*Work required:* Write the listing out again, all of it, word for word.

[Records contained in a dataset]
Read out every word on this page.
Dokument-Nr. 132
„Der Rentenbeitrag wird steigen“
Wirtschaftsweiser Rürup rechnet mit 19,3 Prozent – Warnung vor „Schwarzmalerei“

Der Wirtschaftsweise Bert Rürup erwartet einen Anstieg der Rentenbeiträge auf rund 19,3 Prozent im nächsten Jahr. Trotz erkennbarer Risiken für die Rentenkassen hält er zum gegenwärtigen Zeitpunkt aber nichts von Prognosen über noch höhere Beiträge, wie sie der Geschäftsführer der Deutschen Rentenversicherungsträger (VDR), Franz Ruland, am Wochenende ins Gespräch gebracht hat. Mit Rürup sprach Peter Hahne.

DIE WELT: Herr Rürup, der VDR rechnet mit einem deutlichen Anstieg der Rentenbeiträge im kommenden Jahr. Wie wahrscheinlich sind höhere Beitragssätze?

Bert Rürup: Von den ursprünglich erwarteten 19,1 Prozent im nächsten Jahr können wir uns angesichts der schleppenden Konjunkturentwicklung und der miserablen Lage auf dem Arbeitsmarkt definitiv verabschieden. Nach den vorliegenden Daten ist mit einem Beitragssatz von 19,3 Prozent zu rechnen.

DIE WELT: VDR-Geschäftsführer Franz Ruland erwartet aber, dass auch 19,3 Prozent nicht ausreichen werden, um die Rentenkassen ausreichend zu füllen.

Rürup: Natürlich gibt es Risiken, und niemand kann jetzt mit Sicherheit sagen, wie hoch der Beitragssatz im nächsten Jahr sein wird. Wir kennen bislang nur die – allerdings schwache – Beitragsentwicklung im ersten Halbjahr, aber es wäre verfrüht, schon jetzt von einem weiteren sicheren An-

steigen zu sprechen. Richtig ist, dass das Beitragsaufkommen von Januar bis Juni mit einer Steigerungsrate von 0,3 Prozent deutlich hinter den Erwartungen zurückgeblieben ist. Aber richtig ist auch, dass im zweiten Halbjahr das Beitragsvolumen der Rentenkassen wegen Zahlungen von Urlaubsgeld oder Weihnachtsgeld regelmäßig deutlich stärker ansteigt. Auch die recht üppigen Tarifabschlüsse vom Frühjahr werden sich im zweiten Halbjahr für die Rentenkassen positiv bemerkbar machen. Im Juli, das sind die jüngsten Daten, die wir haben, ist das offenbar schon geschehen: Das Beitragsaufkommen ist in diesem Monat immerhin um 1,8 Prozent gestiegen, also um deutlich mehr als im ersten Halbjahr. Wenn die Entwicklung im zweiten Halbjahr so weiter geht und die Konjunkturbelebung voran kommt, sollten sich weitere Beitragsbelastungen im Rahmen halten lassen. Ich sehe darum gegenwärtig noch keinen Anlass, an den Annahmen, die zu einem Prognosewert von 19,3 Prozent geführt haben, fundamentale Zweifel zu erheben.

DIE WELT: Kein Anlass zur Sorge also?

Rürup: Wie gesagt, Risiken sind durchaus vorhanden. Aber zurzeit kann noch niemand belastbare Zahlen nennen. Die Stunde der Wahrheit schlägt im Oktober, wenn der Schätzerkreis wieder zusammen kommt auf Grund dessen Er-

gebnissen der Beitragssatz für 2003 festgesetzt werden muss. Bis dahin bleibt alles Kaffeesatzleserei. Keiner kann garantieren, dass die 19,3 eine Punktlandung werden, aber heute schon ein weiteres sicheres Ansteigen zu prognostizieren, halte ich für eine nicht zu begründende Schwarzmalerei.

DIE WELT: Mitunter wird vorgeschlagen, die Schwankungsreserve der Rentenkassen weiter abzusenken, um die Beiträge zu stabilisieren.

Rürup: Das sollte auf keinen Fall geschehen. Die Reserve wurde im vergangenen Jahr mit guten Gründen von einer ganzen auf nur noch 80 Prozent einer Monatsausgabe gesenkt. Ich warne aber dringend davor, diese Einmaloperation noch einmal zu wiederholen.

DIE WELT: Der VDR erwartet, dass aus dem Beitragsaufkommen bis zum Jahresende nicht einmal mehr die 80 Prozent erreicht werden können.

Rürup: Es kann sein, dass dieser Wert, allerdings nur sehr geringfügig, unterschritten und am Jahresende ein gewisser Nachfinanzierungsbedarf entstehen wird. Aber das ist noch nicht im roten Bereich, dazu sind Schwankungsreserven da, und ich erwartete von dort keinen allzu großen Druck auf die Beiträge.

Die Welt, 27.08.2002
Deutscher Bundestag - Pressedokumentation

*Completed exercise:*
Read out every word on this page.
Dokument-Nr. 132
„Der Rentenbeitrag wird steigen“
Wirtschaftsweiser Rürup rechnet mit 19,3 Prozent – Warnung vor „Schwarzmalerei“

Der Wirtschaftsweise Bert Rürup erwartet einen Anstieg der Rentenbeiträge auf rund 19,3 Prozent im nächsten Jahr. Trotz erkennbarer Risiken für die Rentenkassen hält er zum gegenwärtigen Zeitpunkt aber nichts von Prognosen über noch höhere Beiträge, wie sie der Geschäftsführer der Deutschen Rentenversicherungsträger (VDR), Franz Ruland, am Wochenende ins Gespräch gebracht hat. Mit Rürup sprach Peter Hahne.

DIE WELT: Herr Rürup, der VDR rechnet mit einem deutlichen Anstieg der Rentenbeiträge im kommenden Jahr. Wie wahrscheinlich sind höhere Beitragssätze?

Bert Rürup: Von den ursprünglich erwarteten 19,1 Prozent im nächsten Jahr können wir uns angesichts der schleppenden Konjunkturentwicklung und der miserablen Lage auf dem Arbeitsmarkt definitiv verabschieden. Nach den vorliegenden Daten ist mit einem Beitragssatz von 19,3 Prozent zu rechnen.

DIE WELT: VDR-Geschäftsführer Franz Ruland erwartet aber, dass auch 19,3 Prozent nicht ausreichen werden, um die Rentenkassen ausreichend zu füllen.

Rürup: Natürlich gibt es Risiken, und niemand kann jetzt mit Sicherheit sagen, wie hoch der Beitragssatz im nächsten Jahr sein wird. Wir kennen bislang nur die – allerdings schwache – Beitragsentwicklung im ersten Halbjahr, aber es wäre verfrüht, schon jetzt von einem weiteren sicheren An-

steigen zu sprechen. Richtig ist, dass das Beitragsaufkommen von Januar bis Juni mit einer Steigerungsrate von 0,3 Prozent deutlich hinter den Erwartungen zurückgeblieben ist. Aber richtig ist auch, dass im zweiten Halbjahr das Beitragsvolumen der Rentenkassen wegen Zahlungen von Urlaubsgeld oder Weihnachtsgeld regelmäßig deutlich stärker ansteigt. Auch die recht üppigen Tarifabschlüsse vom Frühjahr werden sich im zweiten Halbjahr für die Rentenkassen positiv bemerkbar machen. Im Juli, das sind die jüngsten Daten, die wir haben, ist das offenbar schon geschehen: Das Beitragsaufkommen ist in diesem Monat immerhin um 1,8 Prozent gestiegen, also um deutlich mehr als im ersten Halbjahr. Wenn die Entwicklung im zweiten Halbjahr so weiter geht und die Konjunkturbelebung voran kommt, sollten sich weitere Beitragsbelastungen im Rahmen halten lassen. Ich sehe darum gegenwärtig noch keinen Anlass, an den Annahmen, die zu einem Prognosewert von 19,3 Prozent geführt haben, fundamentale Zweifel zu erheben.

DIE WELT: Kein Anlass zur Sorge also?

Rürup: Wie gesagt, Risiken sind durchaus vorhanden. Aber zurzeit kann noch niemand belastbare Zahlen nennen. Die Stunde der Wahrheit schlägt im Oktober, wenn der Schätzerkreis wieder zusammen kommt auf Grund dessen Er-

gebnissen der Beitragssatz für 2003 festgesetzt werden muss. Bis dahin bleibt alles Kaffeesatzleserei. Keiner kann garantieren, dass die 19,3 eine Punktlandung werden, aber heute schon ein weiteres sicheres Ansteigen zu prognostizieren, halte ich für eine nicht zu begründende Schwarzmalerei.

DIE WELT: Mitunter wird vorgeschlagen, die Schwankungsreserve der Rentenkassen weiter abzusenken, um die Beiträge zu stabilisieren.

Rürup: Das sollte auf keinen Fall geschehen. Die Reserve wurde im vergangenen Jahr mit guten Gründen von einer ganzen auf nur noch 80 Prozent einer Monatsausgabe gesenkt. Ich warne aber dringend davor, diese Einmaloperation noch einmal zu wiederholen.

DIE WELT: Der VDR erwartet, dass aus dem Beitragsaufkommen bis zum Jahresende nicht einmal mehr die 80 Prozent erreicht werden können.

Rürup: Es kann sein, dass dieser Wert, allerdings nur sehr geringfügig, unterschritten und am Jahresende ein gewisser Nachfinanzierungsbedarf entstehen wird. Aber das ist noch nicht im roten Bereich, dazu sind Schwankungsreserven da, und ich erwartete von dort keinen allzu großen Druck auf die Beiträge.

Die Welt, 27.08.2002
Deutscher Bundestag - Pressedokumentation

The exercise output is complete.